PROBLEM
How many lines of the records hold the string "region"? Reply with the number alone.

----------------------------------------

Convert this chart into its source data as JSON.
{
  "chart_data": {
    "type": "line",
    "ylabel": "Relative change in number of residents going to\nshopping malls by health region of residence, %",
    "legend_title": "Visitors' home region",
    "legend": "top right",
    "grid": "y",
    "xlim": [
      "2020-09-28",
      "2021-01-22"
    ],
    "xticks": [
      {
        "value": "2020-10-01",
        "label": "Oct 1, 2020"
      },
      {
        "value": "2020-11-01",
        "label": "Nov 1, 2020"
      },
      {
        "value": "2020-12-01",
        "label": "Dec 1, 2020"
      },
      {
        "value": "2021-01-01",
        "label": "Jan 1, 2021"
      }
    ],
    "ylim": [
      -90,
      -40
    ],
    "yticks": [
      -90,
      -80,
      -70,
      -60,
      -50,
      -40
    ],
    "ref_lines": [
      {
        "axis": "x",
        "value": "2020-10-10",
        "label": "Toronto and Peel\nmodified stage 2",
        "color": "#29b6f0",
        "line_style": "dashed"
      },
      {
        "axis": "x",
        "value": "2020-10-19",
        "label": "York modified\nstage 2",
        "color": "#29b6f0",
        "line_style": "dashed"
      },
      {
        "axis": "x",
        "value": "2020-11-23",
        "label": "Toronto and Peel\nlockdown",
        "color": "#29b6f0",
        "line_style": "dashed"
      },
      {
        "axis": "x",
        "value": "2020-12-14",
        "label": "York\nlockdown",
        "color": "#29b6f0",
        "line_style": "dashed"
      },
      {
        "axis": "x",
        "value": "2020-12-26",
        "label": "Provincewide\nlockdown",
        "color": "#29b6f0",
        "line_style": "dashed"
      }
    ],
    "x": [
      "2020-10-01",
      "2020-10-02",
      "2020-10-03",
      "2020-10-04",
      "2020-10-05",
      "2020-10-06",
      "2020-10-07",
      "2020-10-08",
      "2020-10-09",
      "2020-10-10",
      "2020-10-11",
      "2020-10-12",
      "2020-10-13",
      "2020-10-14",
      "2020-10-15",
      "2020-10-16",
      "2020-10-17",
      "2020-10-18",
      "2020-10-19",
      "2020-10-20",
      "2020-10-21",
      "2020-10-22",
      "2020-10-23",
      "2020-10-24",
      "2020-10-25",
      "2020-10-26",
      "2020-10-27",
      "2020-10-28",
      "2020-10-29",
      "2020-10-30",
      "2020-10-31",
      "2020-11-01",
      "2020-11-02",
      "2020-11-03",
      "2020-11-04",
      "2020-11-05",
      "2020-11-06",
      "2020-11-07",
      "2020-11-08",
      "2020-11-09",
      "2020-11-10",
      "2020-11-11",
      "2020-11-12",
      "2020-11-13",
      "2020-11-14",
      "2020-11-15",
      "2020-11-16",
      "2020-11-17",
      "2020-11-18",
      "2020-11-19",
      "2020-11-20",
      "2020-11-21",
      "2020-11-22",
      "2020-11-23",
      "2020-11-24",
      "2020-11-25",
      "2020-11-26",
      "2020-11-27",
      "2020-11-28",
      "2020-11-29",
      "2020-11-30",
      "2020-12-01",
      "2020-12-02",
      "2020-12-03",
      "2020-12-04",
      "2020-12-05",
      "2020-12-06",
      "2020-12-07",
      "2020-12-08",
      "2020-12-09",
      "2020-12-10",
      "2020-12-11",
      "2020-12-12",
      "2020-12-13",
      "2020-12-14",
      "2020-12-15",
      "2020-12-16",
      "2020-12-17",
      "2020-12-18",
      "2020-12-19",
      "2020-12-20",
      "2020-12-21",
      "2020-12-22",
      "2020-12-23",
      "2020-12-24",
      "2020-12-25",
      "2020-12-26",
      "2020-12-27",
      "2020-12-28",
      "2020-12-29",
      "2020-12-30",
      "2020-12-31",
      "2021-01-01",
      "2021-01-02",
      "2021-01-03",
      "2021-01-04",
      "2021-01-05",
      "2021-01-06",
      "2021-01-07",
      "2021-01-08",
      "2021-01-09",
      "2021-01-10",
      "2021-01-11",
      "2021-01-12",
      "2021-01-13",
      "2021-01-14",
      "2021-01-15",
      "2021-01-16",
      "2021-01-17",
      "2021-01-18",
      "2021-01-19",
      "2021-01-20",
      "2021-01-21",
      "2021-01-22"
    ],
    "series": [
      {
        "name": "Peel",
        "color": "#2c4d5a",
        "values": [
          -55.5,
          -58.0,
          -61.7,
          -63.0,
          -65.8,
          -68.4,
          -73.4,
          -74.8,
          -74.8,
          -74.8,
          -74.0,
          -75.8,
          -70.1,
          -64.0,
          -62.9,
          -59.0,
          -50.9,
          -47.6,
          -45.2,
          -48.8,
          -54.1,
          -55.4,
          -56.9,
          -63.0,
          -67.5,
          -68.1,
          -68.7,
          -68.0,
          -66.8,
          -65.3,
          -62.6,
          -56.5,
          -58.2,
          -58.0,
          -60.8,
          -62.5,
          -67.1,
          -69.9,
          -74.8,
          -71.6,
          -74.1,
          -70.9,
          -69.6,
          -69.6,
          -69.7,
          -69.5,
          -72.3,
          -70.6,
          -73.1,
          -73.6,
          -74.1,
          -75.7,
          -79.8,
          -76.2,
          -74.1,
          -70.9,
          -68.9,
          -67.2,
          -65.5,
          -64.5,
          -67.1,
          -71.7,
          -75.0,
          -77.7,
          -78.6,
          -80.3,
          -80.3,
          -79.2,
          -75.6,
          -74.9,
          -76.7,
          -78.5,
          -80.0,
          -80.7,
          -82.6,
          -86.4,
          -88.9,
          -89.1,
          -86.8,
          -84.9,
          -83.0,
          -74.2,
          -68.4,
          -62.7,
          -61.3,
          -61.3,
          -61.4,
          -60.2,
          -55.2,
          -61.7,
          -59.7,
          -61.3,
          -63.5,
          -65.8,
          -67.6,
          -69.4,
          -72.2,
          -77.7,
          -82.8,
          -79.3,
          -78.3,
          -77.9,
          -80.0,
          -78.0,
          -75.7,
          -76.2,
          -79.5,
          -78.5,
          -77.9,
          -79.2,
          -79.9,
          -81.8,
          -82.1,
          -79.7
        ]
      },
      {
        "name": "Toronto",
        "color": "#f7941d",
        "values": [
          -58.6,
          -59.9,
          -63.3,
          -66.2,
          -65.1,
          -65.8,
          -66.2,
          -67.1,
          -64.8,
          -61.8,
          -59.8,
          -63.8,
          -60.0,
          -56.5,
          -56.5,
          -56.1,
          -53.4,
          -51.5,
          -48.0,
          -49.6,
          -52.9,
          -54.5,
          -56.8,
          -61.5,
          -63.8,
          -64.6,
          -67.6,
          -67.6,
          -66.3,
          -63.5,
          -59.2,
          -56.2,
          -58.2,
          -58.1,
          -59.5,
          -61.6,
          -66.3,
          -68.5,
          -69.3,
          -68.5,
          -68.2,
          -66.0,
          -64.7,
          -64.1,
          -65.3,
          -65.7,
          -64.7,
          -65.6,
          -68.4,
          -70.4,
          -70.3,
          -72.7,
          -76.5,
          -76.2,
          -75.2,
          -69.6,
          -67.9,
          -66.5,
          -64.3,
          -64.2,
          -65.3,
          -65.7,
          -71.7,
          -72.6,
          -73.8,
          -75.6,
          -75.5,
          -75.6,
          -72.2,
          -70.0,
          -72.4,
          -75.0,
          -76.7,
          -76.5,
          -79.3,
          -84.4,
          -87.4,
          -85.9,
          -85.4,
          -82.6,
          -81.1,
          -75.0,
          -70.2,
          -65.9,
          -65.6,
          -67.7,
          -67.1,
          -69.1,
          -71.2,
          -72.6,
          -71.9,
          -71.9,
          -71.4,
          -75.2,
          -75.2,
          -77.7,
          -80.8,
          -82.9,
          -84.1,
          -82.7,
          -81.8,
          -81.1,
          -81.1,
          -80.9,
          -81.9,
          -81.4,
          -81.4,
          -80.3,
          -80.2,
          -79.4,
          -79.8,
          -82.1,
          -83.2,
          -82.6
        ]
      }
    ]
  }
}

----------------------------------------

REPLY TO THE EXERCISE
2